[Dataset items]
# # # # #
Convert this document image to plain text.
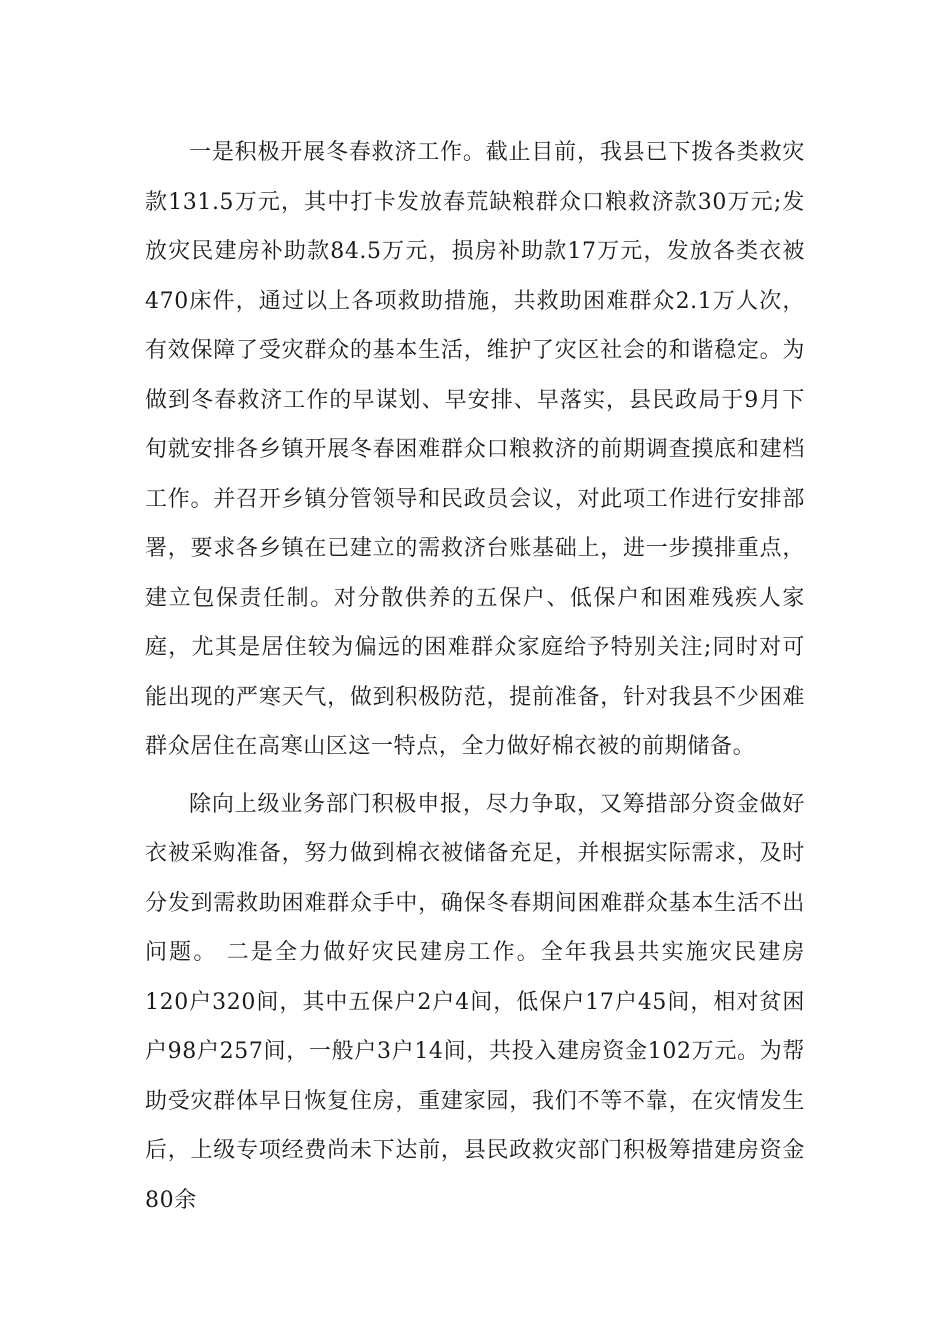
一是积极开展冬春救济工作。截止目前，我县已下拨各类救灾款131.5万元，其中打卡发放春荒缺粮群众口粮救济款30万元;发放灾民建房补助款84.5万元，损房补助款17万元，发放各类衣被470床件，通过以上各项救助措施，共救助困难群众2.1万人次，有效保障了受灾群众的基本生活，维护了灾区社会的和谐稳定。为做到冬春救济工作的早谋划、早安排、早落实，县民政局于9月下旬就安排各乡镇开展冬春困难群众口粮救济的前期调查摸底和建档工作。并召开乡镇分管领导和民政员会议，对此项工作进行安排部署，要求各乡镇在已建立的需救济台账基础上，进一步摸排重点，建立包保责任制。对分散供养的五保户、低保户和困难残疾人家庭，尤其是居住较为偏远的困难群众家庭给予特别关注;同时对可能出现的严寒天气，做到积极防范，提前准备，针对我县不少困难群众居住在高寒山区这一特点，全力做好棉衣被的前期储备。

除向上级业务部门积极申报，尽力争取，又筹措部分资金做好衣被采购准备，努力做到棉衣被储备充足，并根据实际需求，及时分发到需救助困难群众手中，确保冬春期间困难群众基本生活不出问题。 二是全力做好灾民建房工作。全年我县共实施灾民建房120户320间，其中五保户2户4间，低保户17户45间，相对贫困户98户257间，一般户3户14间，共投入建房资金102万元。为帮助受灾群体早日恢复住房，重建家园，我们不等不靠，在灾情发生后，上级专项经费尚未下达前，县民政救灾部门积极筹措建房资金80余
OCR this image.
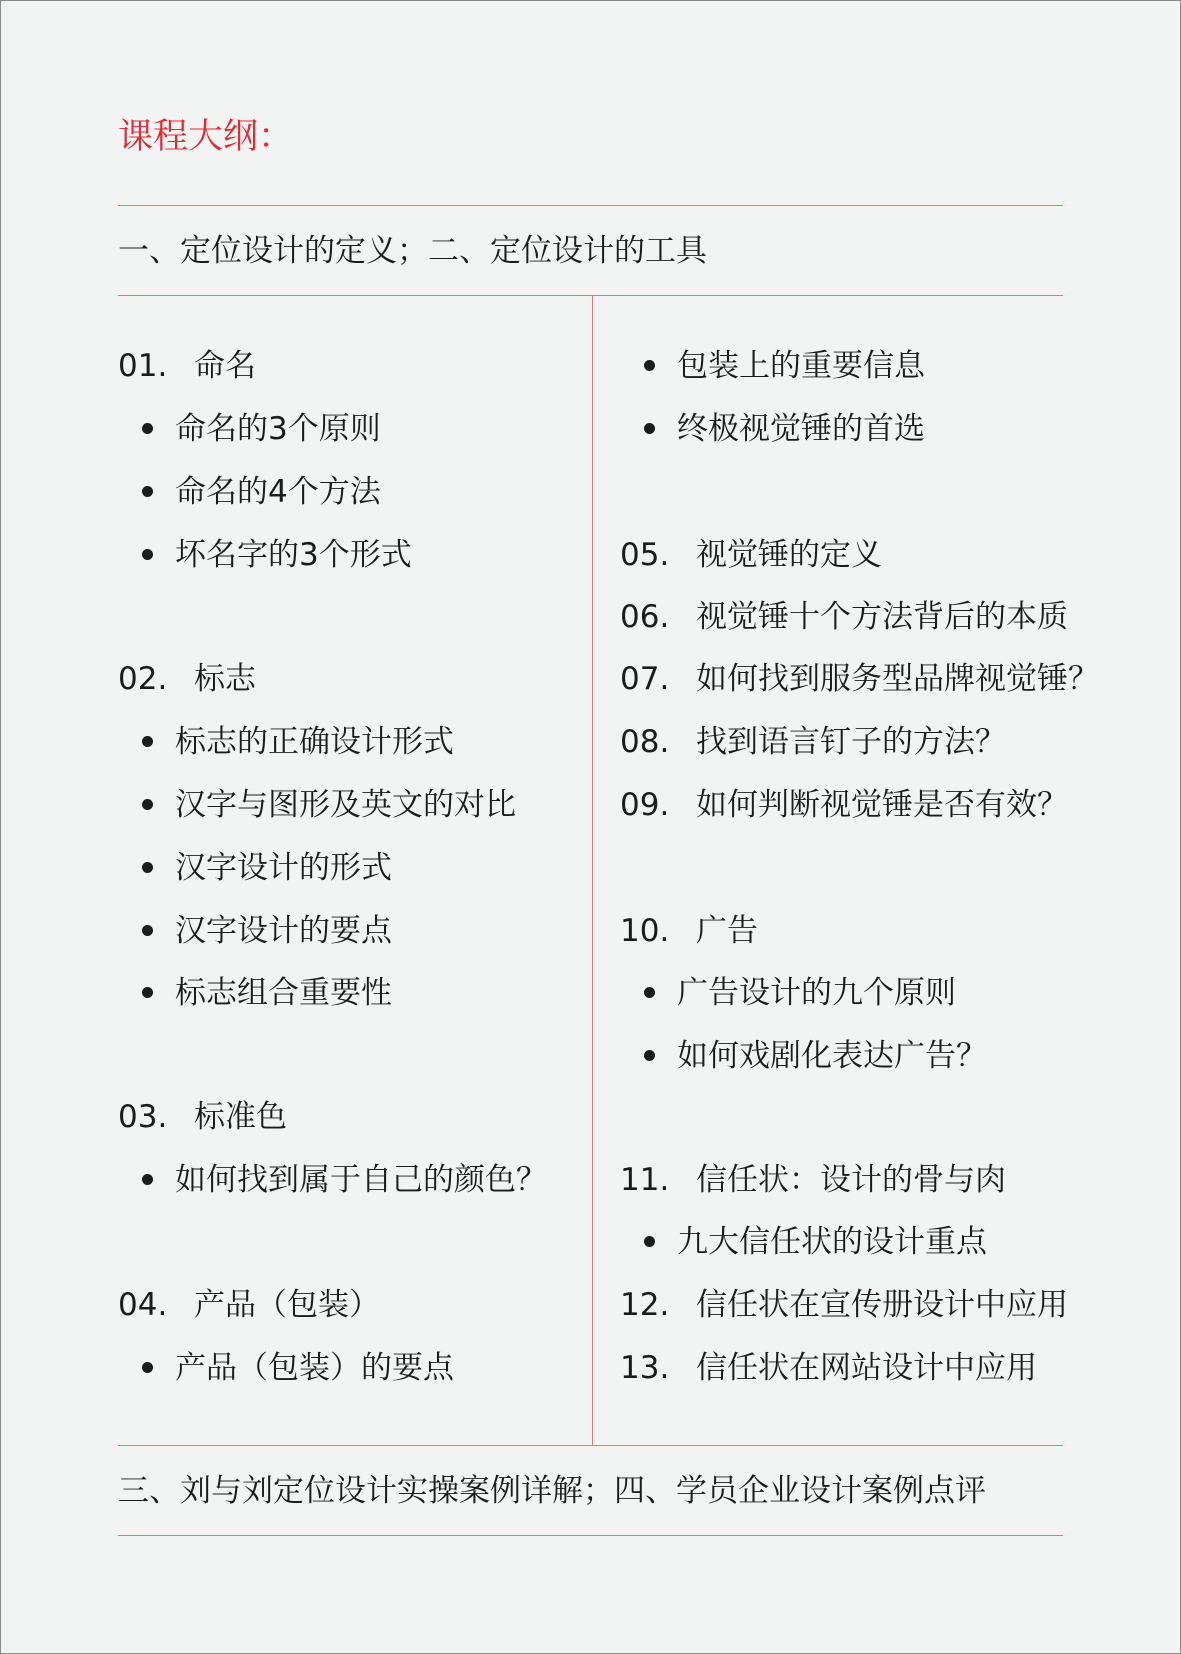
课程大纲：
一、定位设计的定义；二、定位设计的工具
01. 命名
命名的3个原则
命名的4个方法
坏名字的3个形式
02. 标志
标志的正确设计形式
汉字与图形及英文的对比
汉字设计的形式
汉字设计的要点
标志组合重要性
03. 标准色
如何找到属于自己的颜色？
04. 产品（包装）
产品（包装）的要点
包装上的重要信息
终极视觉锤的首选
05. 视觉锤的定义
06. 视觉锤十个方法背后的本质
07. 如何找到服务型品牌视觉锤？
08. 找到语言钉子的方法？
09. 如何判断视觉锤是否有效？
10. 广告
广告设计的九个原则
如何戏剧化表达广告？
11. 信任状：设计的骨与肉
九大信任状的设计重点
12. 信任状在宣传册设计中应用
13. 信任状在网站设计中应用
三、刘与刘定位设计实操案例详解；四、学员企业设计案例点评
# # # # #
PROBLEM TO WORK ON —
Write out all the entries exactly, except for the pictures.

TASK ANSWER —
Convert this document image to plain text.
一是积极开展冬春救济工作。截止目前，我县已下拨各类救灾款131.5万元，其中打卡发放春荒缺粮群众口粮救济款30万元;发放灾民建房补助款84.5万元，损房补助款17万元，发放各类衣被470床件，通过以上各项救助措施，共救助困难群众2.1万人次，有效保障了受灾群众的基本生活，维护了灾区社会的和谐稳定。为做到冬春救济工作的早谋划、早安排、早落实，县民政局于9月下旬就安排各乡镇开展冬春困难群众口粮救济的前期调查摸底和建档工作。并召开乡镇分管领导和民政员会议，对此项工作进行安排部署，要求各乡镇在已建立的需救济台账基础上，进一步摸排重点，建立包保责任制。对分散供养的五保户、低保户和困难残疾人家庭，尤其是居住较为偏远的困难群众家庭给予特别关注;同时对可能出现的严寒天气，做到积极防范，提前准备，针对我县不少困难群众居住在高寒山区这一特点，全力做好棉衣被的前期储备。

除向上级业务部门积极申报，尽力争取，又筹措部分资金做好衣被采购准备，努力做到棉衣被储备充足，并根据实际需求，及时分发到需救助困难群众手中，确保冬春期间困难群众基本生活不出问题。 二是全力做好灾民建房工作。全年我县共实施灾民建房120户320间，其中五保户2户4间，低保户17户45间，相对贫困户98户257间，一般户3户14间，共投入建房资金102万元。为帮助受灾群体早日恢复住房，重建家园，我们不等不靠，在灾情发生后，上级专项经费尚未下达前，县民政救灾部门积极筹措建房资金80余
OCR this image.
课程大纲：
一、定位设计的定义；二、定位设计的工具
01. 命名
命名的3个原则
命名的4个方法
坏名字的3个形式
02. 标志
标志的正确设计形式
汉字与图形及英文的对比
汉字设计的形式
汉字设计的要点
标志组合重要性
03. 标准色
如何找到属于自己的颜色？
04. 产品（包装）
产品（包装）的要点
包装上的重要信息
终极视觉锤的首选
05. 视觉锤的定义
06. 视觉锤十个方法背后的本质
07. 如何找到服务型品牌视觉锤？
08. 找到语言钉子的方法？
09. 如何判断视觉锤是否有效？
10. 广告
广告设计的九个原则
如何戏剧化表达广告？
11. 信任状：设计的骨与肉
九大信任状的设计重点
12. 信任状在宣传册设计中应用
13. 信任状在网站设计中应用
三、刘与刘定位设计实操案例详解；四、学员企业设计案例点评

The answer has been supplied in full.